EXERCISE REQUIREMENTS:
Leave out the pictures and repeat every record exactly.

INPUT MATERIAL:
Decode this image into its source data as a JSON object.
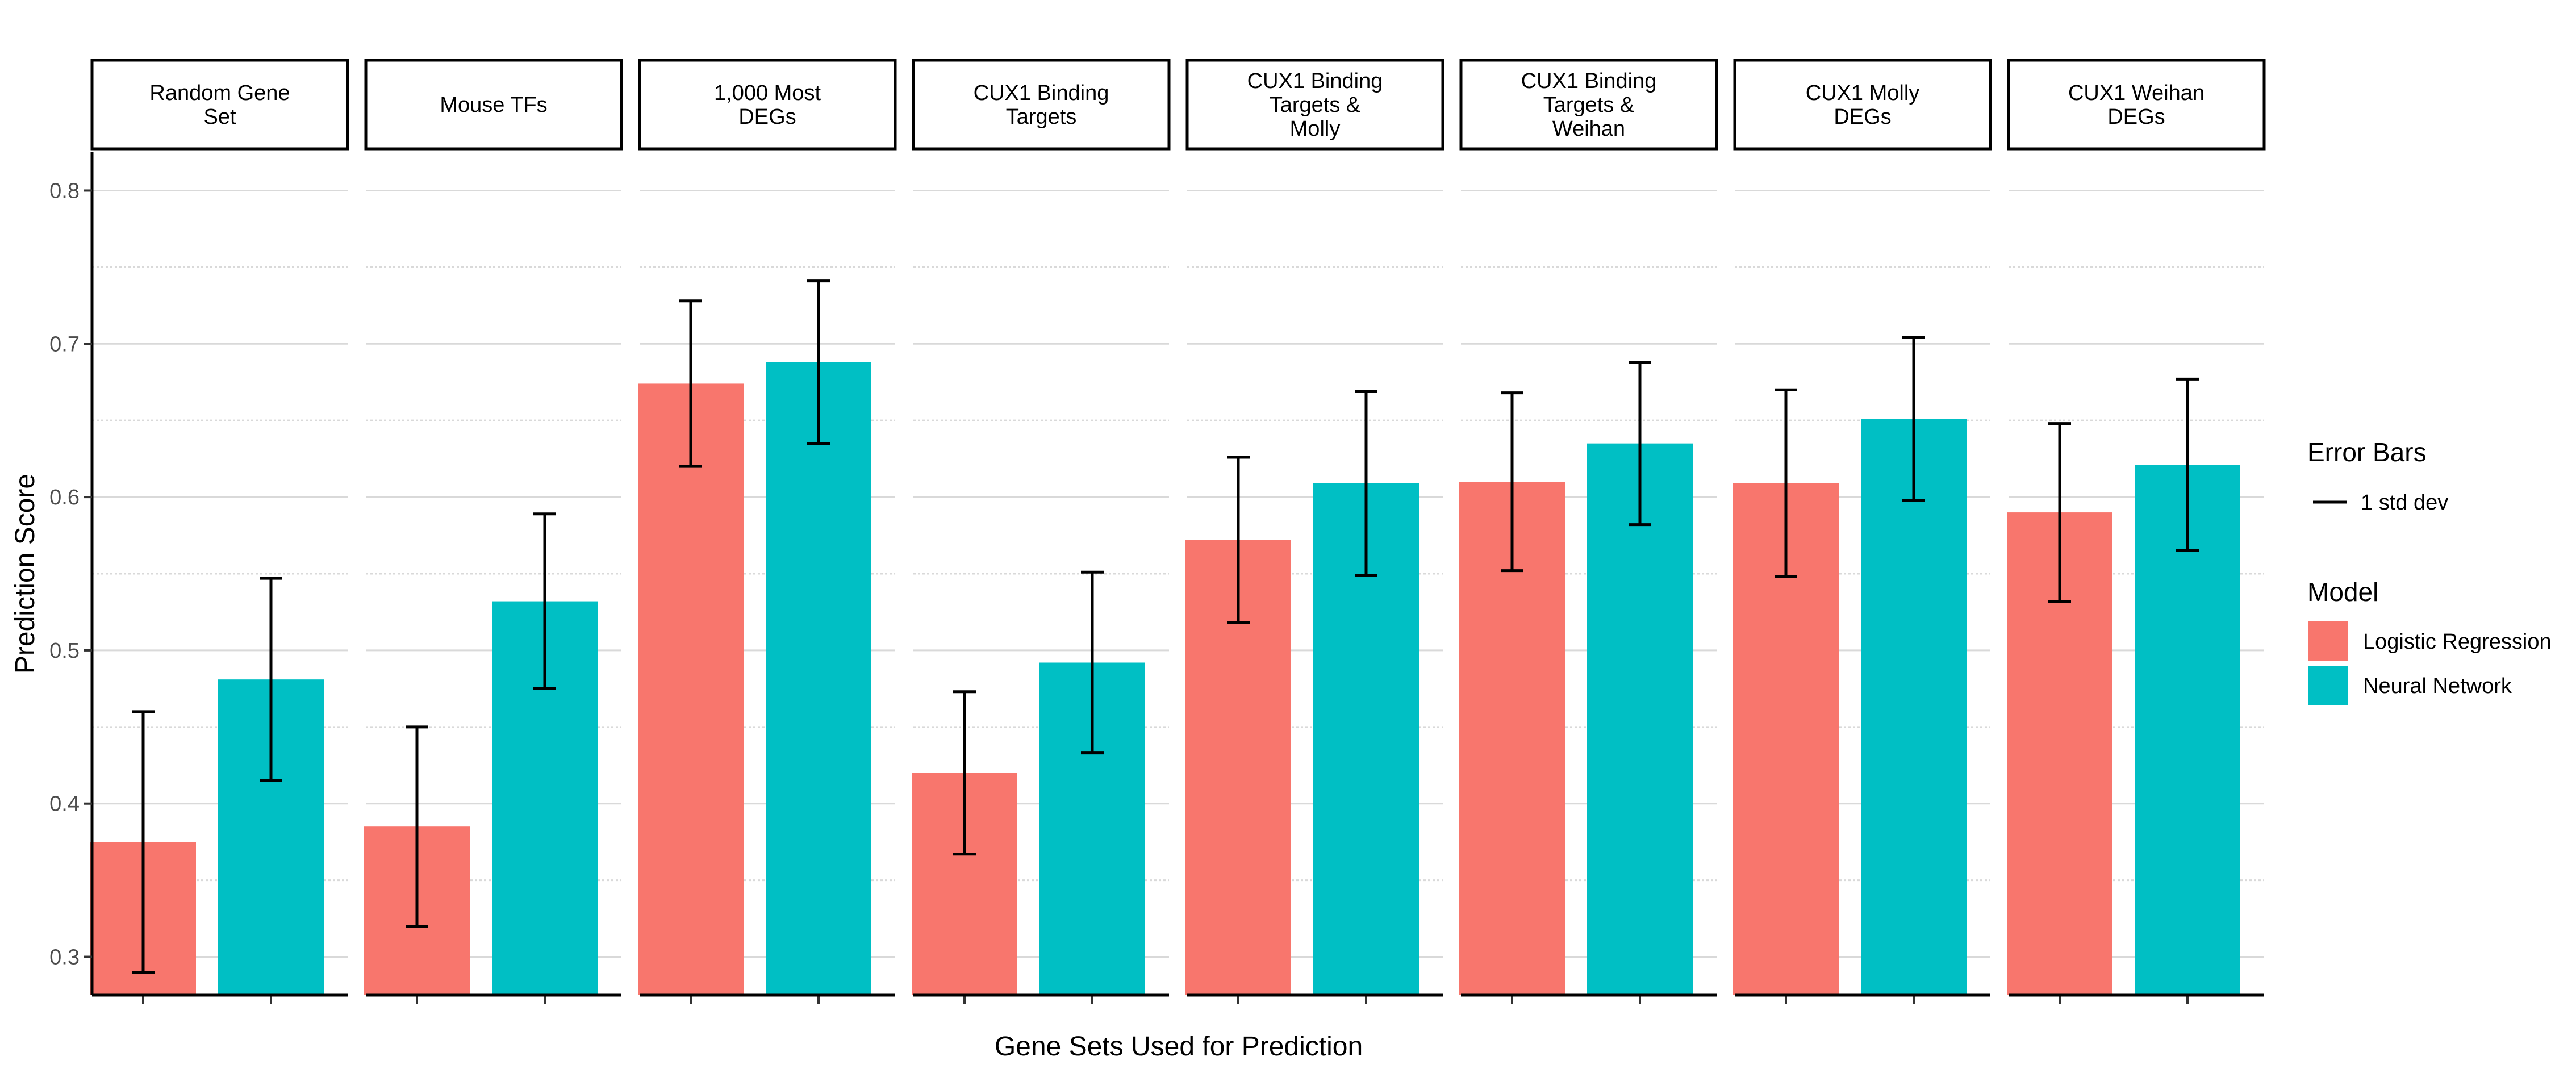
{
  "chart_data": {
    "type": "bar",
    "xlabel": "Gene Sets Used for Prediction",
    "ylabel": "Prediction Score",
    "ylim": [
      0.275,
      0.825
    ],
    "yticks": [
      0.3,
      0.4,
      0.5,
      0.6,
      0.7,
      0.8
    ],
    "ytick_labels": [
      "0.3",
      "0.4",
      "0.5",
      "0.6",
      "0.7",
      "0.8"
    ],
    "grid": "horizontal major and dotted minor gridlines",
    "legend_position": "right",
    "facets": [
      {
        "label": [
          "Random Gene",
          "Set"
        ]
      },
      {
        "label": [
          "Mouse TFs"
        ]
      },
      {
        "label": [
          "1,000 Most",
          "DEGs"
        ]
      },
      {
        "label": [
          "CUX1 Binding",
          "Targets"
        ]
      },
      {
        "label": [
          "CUX1 Binding",
          "Targets &",
          "Molly"
        ]
      },
      {
        "label": [
          "CUX1 Binding",
          "Targets &",
          "Weihan"
        ]
      },
      {
        "label": [
          "CUX1 Molly",
          "DEGs"
        ]
      },
      {
        "label": [
          "CUX1 Weihan",
          "DEGs"
        ]
      }
    ],
    "series": [
      {
        "name": "Logistic Regression",
        "color": "#F8766D",
        "values": [
          0.375,
          0.385,
          0.674,
          0.42,
          0.572,
          0.61,
          0.609,
          0.59
        ],
        "sd": [
          0.085,
          0.065,
          0.054,
          0.053,
          0.054,
          0.058,
          0.061,
          0.058
        ]
      },
      {
        "name": "Neural Network",
        "color": "#00BFC4",
        "values": [
          0.481,
          0.532,
          0.688,
          0.492,
          0.609,
          0.635,
          0.651,
          0.621
        ],
        "sd": [
          0.066,
          0.057,
          0.053,
          0.059,
          0.06,
          0.053,
          0.053,
          0.056
        ]
      }
    ],
    "legend": {
      "error_title": "Error Bars",
      "error_label": "1 std dev",
      "model_title": "Model"
    }
  }
}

ANSWER TO THIS PROBLEM:
Decode this image into its source data as a JSON object.
{
  "chart_data": {
    "type": "bar",
    "xlabel": "Gene Sets Used for Prediction",
    "ylabel": "Prediction Score",
    "ylim": [
      0.275,
      0.825
    ],
    "yticks": [
      0.3,
      0.4,
      0.5,
      0.6,
      0.7,
      0.8
    ],
    "ytick_labels": [
      "0.3",
      "0.4",
      "0.5",
      "0.6",
      "0.7",
      "0.8"
    ],
    "grid": "horizontal major and dotted minor gridlines",
    "legend_position": "right",
    "facets": [
      {
        "label": [
          "Random Gene",
          "Set"
        ]
      },
      {
        "label": [
          "Mouse TFs"
        ]
      },
      {
        "label": [
          "1,000 Most",
          "DEGs"
        ]
      },
      {
        "label": [
          "CUX1 Binding",
          "Targets"
        ]
      },
      {
        "label": [
          "CUX1 Binding",
          "Targets &",
          "Molly"
        ]
      },
      {
        "label": [
          "CUX1 Binding",
          "Targets &",
          "Weihan"
        ]
      },
      {
        "label": [
          "CUX1 Molly",
          "DEGs"
        ]
      },
      {
        "label": [
          "CUX1 Weihan",
          "DEGs"
        ]
      }
    ],
    "series": [
      {
        "name": "Logistic Regression",
        "color": "#F8766D",
        "values": [
          0.375,
          0.385,
          0.674,
          0.42,
          0.572,
          0.61,
          0.609,
          0.59
        ],
        "sd": [
          0.085,
          0.065,
          0.054,
          0.053,
          0.054,
          0.058,
          0.061,
          0.058
        ]
      },
      {
        "name": "Neural Network",
        "color": "#00BFC4",
        "values": [
          0.481,
          0.532,
          0.688,
          0.492,
          0.609,
          0.635,
          0.651,
          0.621
        ],
        "sd": [
          0.066,
          0.057,
          0.053,
          0.059,
          0.06,
          0.053,
          0.053,
          0.056
        ]
      }
    ],
    "legend": {
      "error_title": "Error Bars",
      "error_label": "1 std dev",
      "model_title": "Model"
    }
  }
}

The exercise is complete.